*Exercise goal*:
Report how many lines hold the string "Другие". Give the number and nothing else.

*Exercise input*:
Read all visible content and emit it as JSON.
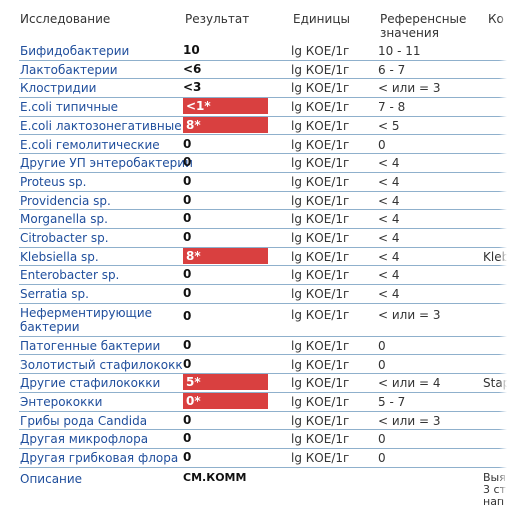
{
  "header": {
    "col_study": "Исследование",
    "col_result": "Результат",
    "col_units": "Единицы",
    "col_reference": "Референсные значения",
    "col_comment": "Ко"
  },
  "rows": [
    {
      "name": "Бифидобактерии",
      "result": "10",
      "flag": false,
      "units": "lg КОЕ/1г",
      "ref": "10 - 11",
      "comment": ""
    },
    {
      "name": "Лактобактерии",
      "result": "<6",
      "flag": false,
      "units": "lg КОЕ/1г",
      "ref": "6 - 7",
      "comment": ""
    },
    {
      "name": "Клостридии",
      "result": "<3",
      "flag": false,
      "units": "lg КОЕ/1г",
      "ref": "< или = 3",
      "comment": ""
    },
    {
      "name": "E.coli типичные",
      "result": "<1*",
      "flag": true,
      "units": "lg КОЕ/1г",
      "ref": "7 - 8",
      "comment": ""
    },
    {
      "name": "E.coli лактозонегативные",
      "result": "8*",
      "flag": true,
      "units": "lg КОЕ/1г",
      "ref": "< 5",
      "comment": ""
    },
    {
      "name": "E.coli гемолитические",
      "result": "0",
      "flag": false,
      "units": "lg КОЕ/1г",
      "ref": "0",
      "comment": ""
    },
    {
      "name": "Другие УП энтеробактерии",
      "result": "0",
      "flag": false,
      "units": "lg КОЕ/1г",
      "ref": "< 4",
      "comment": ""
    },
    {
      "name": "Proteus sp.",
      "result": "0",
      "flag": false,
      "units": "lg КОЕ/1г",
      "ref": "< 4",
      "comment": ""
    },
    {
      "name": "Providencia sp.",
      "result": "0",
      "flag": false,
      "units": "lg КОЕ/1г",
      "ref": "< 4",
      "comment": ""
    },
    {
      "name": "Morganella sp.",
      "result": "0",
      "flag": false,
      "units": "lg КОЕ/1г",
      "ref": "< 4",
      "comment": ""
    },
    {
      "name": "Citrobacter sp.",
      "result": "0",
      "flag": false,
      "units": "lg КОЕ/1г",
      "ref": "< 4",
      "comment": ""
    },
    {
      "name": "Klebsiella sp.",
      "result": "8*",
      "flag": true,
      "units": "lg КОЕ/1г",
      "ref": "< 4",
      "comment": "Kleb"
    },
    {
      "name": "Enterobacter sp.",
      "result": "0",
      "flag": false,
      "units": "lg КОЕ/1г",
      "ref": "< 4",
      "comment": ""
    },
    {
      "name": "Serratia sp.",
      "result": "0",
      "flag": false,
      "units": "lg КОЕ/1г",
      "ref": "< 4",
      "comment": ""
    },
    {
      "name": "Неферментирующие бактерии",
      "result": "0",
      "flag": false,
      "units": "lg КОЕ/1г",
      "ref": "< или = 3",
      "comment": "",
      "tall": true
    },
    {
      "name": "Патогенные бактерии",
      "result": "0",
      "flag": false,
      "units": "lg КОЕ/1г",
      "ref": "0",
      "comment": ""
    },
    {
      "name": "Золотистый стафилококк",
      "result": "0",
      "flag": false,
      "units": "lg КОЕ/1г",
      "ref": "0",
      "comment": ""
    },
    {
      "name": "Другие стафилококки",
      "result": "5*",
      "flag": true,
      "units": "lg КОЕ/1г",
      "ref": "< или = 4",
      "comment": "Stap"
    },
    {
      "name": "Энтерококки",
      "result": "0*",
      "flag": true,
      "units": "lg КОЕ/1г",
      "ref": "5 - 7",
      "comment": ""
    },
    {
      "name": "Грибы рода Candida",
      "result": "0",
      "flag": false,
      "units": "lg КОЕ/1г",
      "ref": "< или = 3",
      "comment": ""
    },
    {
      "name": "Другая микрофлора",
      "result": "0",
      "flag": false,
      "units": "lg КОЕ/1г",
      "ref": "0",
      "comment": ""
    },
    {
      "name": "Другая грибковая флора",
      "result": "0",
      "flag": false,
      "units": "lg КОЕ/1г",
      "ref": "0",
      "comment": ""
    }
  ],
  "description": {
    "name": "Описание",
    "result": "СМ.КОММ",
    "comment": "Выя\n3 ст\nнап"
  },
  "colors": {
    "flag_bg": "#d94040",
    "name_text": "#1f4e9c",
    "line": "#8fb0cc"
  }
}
==
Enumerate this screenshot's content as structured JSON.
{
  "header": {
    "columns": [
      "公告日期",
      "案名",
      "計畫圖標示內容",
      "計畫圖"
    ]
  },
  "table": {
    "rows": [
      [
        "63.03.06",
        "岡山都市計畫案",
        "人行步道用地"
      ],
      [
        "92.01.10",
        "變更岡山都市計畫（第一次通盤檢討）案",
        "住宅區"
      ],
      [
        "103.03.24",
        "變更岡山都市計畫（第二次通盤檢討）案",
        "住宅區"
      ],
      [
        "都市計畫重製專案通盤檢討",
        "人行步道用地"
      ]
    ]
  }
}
--
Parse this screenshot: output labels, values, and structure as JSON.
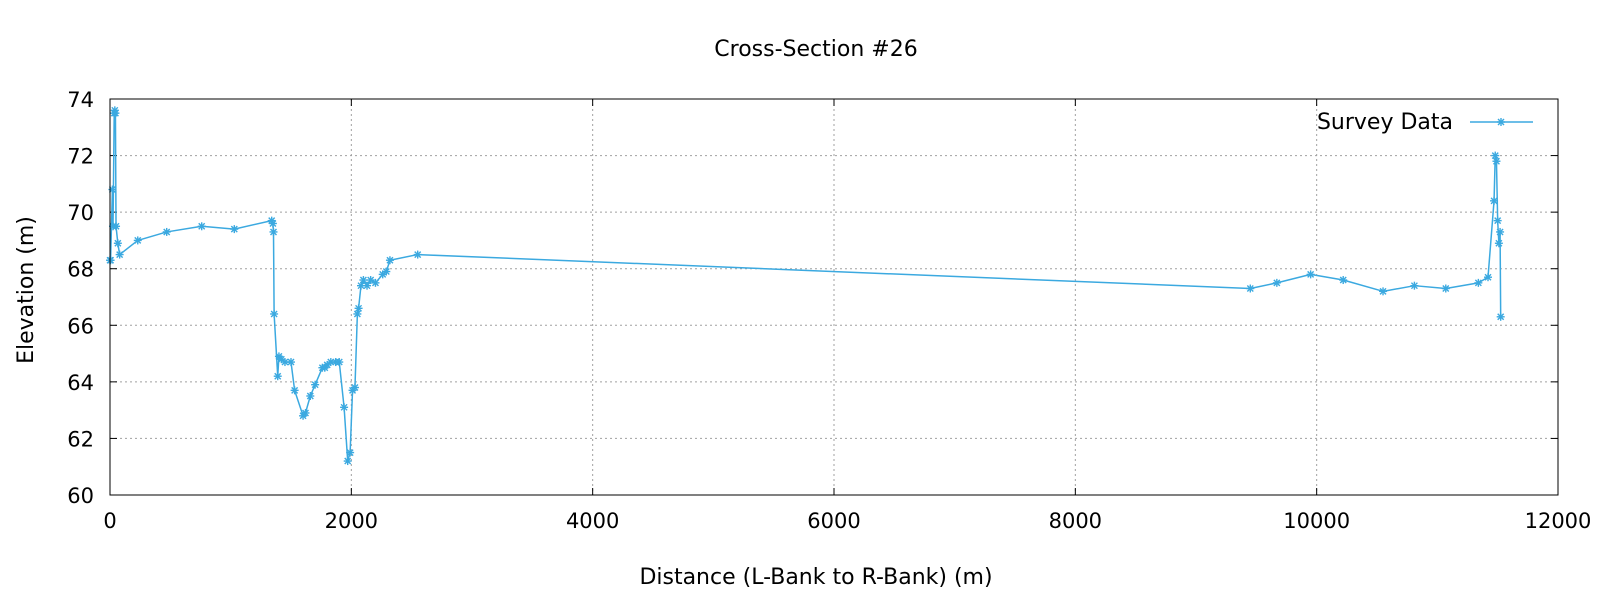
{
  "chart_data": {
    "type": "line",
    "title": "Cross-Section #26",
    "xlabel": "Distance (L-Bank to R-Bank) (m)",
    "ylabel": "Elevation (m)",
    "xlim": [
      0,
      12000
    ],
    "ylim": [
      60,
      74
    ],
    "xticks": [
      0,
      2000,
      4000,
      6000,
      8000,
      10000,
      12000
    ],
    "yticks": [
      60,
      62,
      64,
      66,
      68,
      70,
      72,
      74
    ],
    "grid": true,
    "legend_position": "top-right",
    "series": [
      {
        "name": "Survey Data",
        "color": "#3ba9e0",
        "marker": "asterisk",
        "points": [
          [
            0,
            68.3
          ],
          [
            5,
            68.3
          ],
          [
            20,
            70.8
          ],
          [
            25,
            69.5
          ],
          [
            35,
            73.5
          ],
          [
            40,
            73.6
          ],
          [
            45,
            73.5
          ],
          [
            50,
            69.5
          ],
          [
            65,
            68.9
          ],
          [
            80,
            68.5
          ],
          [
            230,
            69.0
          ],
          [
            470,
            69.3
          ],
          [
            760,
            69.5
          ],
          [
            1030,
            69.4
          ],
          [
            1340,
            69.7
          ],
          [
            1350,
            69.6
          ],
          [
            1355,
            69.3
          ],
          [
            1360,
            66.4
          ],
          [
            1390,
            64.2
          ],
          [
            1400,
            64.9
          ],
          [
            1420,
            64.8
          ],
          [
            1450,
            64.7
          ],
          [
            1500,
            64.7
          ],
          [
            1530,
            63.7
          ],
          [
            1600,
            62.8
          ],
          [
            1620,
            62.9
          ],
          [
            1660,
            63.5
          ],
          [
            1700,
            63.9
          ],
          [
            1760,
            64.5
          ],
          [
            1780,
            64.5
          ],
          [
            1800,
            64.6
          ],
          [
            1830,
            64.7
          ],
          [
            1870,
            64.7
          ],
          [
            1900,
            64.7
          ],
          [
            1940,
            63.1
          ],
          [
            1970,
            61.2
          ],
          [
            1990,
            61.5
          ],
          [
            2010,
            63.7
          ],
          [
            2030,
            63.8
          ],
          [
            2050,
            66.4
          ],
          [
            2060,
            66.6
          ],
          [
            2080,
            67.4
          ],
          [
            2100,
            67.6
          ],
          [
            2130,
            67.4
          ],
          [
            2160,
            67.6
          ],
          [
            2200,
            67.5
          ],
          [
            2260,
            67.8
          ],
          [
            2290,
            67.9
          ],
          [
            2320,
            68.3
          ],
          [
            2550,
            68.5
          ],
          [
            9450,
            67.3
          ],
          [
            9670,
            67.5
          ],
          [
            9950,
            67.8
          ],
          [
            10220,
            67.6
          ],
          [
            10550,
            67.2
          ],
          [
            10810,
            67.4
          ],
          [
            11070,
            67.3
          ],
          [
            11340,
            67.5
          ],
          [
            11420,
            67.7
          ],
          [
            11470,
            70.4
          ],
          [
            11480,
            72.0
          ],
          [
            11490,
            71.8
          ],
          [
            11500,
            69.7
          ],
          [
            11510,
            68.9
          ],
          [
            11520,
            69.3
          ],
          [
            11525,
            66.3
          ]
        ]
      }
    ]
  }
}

*The completed task*:
2